_TASK STATEMENT_. Write out, character for character, the line containing "Read out every word on this page." and all lines after it up to the end of the listing.
+++
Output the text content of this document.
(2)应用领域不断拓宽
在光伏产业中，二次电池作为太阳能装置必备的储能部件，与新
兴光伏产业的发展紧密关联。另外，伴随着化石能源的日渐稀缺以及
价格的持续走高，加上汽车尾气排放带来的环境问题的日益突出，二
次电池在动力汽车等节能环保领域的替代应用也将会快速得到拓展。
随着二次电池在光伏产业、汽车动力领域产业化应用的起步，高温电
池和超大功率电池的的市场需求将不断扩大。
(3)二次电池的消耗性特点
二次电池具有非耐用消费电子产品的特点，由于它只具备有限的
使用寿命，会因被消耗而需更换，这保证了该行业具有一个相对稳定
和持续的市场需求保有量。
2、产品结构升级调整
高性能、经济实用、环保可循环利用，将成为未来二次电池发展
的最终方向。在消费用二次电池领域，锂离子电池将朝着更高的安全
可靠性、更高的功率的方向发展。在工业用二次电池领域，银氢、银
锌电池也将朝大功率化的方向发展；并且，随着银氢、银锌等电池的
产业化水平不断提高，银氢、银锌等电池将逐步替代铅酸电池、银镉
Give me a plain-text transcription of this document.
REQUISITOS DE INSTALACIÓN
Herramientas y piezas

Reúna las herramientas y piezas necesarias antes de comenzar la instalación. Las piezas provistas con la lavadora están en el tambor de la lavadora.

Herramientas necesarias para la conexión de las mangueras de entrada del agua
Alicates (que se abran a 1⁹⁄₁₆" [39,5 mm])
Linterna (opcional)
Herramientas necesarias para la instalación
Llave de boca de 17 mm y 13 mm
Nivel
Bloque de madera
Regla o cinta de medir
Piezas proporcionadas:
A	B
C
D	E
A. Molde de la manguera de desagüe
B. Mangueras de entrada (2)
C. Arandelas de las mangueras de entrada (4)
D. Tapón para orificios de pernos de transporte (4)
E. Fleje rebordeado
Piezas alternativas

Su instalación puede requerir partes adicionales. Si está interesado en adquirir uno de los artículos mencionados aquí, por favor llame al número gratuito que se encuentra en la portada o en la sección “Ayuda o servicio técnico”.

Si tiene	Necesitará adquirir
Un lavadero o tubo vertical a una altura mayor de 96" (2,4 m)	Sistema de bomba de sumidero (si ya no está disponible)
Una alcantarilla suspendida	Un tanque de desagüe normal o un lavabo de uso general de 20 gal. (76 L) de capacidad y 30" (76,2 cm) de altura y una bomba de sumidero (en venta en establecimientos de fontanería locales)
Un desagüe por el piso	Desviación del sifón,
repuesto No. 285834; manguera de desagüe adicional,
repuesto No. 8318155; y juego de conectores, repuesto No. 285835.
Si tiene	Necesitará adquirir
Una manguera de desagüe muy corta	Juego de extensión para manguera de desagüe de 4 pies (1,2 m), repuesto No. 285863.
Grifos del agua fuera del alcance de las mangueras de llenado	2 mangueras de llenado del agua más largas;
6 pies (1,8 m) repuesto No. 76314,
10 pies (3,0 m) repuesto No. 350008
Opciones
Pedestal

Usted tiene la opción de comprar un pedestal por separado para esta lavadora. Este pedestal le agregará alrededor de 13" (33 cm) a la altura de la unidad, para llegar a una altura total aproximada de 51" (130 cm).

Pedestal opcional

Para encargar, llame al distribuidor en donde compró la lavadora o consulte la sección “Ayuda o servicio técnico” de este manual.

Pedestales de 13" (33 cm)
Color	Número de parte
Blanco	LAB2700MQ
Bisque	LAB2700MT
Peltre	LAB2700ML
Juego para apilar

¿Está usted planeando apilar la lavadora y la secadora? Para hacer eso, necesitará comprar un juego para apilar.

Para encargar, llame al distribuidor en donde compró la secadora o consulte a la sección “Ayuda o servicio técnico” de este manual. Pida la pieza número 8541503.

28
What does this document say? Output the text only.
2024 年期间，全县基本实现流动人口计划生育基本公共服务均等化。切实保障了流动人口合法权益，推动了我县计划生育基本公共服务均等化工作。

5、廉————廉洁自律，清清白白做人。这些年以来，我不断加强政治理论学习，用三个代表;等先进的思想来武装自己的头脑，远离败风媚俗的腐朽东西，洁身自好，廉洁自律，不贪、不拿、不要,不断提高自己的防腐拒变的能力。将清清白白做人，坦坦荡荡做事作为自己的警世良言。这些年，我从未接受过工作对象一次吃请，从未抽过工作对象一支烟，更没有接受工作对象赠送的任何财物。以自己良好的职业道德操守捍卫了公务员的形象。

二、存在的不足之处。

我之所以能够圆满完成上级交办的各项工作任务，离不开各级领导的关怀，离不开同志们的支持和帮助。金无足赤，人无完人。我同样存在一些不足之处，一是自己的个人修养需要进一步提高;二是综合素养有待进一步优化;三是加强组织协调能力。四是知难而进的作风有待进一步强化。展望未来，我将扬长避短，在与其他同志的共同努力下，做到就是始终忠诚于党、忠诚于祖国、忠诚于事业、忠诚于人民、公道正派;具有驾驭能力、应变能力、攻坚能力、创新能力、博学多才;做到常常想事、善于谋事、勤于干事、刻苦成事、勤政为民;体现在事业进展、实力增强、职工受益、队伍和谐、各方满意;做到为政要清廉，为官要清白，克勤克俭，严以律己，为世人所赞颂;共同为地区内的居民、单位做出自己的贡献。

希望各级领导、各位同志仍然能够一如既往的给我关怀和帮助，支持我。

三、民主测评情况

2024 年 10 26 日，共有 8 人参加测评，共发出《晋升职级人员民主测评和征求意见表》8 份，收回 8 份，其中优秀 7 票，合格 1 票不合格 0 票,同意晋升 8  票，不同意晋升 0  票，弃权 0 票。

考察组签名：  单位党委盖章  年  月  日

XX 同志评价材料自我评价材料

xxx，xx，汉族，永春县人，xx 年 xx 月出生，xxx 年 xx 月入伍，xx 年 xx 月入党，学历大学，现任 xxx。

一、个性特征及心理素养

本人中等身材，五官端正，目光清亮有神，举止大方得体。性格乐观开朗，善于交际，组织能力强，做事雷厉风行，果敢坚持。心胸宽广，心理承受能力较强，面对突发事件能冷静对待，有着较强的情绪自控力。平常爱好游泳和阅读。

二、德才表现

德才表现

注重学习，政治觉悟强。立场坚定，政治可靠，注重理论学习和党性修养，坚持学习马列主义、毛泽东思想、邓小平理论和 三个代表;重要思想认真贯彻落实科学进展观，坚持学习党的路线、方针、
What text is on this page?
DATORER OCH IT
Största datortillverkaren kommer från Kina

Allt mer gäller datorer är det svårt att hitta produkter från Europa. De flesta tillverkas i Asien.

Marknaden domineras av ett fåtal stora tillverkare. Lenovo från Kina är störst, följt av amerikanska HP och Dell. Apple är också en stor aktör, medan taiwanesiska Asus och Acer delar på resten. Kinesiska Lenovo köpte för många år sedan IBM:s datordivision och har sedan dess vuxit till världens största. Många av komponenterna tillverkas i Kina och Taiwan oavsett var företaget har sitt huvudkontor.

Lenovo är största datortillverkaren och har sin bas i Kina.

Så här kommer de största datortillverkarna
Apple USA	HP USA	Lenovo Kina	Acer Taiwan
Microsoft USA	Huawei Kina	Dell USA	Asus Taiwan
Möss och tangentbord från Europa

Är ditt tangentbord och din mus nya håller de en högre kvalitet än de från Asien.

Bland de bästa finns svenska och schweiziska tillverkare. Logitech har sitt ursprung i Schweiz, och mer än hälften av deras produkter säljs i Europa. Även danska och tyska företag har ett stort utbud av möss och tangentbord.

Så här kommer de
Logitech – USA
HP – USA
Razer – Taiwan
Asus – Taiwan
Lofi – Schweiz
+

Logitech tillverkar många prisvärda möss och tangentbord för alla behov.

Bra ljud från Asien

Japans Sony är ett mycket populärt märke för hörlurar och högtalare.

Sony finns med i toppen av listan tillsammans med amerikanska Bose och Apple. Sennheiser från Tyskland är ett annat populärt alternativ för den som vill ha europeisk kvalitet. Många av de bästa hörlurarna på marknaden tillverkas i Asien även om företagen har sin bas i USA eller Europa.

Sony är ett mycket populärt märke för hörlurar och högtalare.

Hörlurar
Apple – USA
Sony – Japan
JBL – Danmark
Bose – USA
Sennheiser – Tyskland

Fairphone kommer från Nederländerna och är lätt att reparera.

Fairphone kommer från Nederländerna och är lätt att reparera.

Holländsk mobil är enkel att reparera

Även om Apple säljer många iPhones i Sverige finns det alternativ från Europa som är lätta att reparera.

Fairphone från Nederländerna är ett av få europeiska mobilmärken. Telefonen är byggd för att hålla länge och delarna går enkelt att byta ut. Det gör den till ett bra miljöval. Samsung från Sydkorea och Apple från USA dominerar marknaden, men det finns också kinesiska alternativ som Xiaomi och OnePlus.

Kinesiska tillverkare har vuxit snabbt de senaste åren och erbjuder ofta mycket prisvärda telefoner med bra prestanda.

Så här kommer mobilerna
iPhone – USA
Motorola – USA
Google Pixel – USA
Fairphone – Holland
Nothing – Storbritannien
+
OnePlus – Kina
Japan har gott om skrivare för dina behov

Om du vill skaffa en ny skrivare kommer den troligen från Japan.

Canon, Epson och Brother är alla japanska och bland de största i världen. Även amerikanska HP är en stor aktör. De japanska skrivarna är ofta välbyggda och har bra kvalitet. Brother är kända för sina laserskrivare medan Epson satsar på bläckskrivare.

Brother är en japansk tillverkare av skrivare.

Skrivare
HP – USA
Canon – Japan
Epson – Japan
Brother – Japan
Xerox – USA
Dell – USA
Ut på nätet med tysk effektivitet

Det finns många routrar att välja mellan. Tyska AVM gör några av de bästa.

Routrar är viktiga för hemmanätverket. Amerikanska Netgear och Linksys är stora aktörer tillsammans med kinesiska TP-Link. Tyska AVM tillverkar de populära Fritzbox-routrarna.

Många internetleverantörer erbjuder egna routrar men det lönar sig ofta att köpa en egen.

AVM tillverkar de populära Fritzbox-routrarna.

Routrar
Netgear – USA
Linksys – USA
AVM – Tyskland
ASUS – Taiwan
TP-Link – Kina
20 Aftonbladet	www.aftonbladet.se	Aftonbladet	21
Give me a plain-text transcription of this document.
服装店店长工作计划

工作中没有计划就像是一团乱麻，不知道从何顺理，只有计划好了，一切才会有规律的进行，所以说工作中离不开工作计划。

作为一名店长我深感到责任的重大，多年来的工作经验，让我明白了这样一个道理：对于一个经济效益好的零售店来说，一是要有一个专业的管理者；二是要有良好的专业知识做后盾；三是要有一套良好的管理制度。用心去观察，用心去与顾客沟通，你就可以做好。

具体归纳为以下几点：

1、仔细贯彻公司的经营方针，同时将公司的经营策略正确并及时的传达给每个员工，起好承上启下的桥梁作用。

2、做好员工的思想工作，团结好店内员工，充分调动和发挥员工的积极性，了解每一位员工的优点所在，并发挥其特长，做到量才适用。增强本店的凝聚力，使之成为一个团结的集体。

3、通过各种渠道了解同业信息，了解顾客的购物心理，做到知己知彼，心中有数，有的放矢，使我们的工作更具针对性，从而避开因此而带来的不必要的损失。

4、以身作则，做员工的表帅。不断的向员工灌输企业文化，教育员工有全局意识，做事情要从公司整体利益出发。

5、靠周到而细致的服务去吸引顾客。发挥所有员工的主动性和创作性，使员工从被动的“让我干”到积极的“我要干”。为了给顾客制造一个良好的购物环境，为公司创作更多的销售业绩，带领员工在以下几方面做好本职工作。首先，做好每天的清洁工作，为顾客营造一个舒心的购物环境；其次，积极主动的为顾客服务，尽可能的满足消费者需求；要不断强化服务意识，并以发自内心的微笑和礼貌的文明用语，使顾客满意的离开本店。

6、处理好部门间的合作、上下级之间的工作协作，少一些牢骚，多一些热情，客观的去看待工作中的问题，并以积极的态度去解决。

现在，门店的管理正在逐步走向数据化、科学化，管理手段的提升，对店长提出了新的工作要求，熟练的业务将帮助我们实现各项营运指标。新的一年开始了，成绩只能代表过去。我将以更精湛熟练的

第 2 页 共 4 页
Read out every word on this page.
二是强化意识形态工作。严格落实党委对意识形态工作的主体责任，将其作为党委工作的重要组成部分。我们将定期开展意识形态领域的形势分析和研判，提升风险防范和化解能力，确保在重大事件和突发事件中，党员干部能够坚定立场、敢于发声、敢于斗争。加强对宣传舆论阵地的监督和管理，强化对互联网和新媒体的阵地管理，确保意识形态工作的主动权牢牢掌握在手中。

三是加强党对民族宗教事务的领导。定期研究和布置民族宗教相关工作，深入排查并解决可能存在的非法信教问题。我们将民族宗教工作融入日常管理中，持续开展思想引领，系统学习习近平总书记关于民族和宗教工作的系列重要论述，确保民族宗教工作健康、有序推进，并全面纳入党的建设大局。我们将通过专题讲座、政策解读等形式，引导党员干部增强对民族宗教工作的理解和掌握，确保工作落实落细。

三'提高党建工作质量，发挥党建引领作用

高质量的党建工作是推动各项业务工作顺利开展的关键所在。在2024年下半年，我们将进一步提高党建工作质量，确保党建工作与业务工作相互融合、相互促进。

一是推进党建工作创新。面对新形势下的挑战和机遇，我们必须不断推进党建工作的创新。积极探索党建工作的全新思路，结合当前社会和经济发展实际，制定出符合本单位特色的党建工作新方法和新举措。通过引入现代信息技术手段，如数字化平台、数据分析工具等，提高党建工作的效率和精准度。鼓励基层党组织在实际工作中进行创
+++
_RESPONSE TO THE TASK_.
Read out every word on this page.
二是强化意识形态工作。严格落实党委对意识形态工作的主体责任，将其作为党委工作的重要组成部分。我们将定期开展意识形态领域的形势分析和研判，提升风险防范和化解能力，确保在重大事件和突发事件中，党员干部能够坚定立场、敢于发声、敢于斗争。加强对宣传舆论阵地的监督和管理，强化对互联网和新媒体的阵地管理，确保意识形态工作的主动权牢牢掌握在手中。

三是加强党对民族宗教事务的领导。定期研究和布置民族宗教相关工作，深入排查并解决可能存在的非法信教问题。我们将民族宗教工作融入日常管理中，持续开展思想引领，系统学习习近平总书记关于民族和宗教工作的系列重要论述，确保民族宗教工作健康、有序推进，并全面纳入党的建设大局。我们将通过专题讲座、政策解读等形式，引导党员干部增强对民族宗教工作的理解和掌握，确保工作落实落细。

三'提高党建工作质量，发挥党建引领作用

高质量的党建工作是推动各项业务工作顺利开展的关键所在。在2024年下半年，我们将进一步提高党建工作质量，确保党建工作与业务工作相互融合、相互促进。

一是推进党建工作创新。面对新形势下的挑战和机遇，我们必须不断推进党建工作的创新。积极探索党建工作的全新思路，结合当前社会和经济发展实际，制定出符合本单位特色的党建工作新方法和新举措。通过引入现代信息技术手段，如数字化平台、数据分析工具等，提高党建工作的效率和精准度。鼓励基层党组织在实际工作中进行创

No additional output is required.